### Records from a dataset
- - - - - - -

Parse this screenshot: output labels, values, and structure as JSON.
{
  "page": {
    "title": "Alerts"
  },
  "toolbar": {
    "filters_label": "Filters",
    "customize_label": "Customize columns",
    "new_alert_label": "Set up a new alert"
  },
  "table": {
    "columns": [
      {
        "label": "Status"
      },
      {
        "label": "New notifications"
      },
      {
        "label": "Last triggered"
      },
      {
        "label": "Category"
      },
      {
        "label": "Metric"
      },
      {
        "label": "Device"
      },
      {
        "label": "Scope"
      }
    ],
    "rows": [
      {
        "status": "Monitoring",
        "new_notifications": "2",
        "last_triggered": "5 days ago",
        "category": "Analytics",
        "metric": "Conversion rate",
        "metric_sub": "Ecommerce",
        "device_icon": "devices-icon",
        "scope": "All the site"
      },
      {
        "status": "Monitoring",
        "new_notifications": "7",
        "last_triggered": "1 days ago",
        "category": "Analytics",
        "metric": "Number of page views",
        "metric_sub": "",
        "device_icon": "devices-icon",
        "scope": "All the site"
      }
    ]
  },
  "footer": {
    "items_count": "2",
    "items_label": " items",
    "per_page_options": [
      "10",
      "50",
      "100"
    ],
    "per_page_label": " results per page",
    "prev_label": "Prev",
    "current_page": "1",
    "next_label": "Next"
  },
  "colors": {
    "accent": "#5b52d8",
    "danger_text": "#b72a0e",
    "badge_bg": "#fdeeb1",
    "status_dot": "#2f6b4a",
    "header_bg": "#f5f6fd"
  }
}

- - - - - - -

Copy out each line of the records that holds the string "columns".

    "customize_label": "Customize columns",
    "columns": [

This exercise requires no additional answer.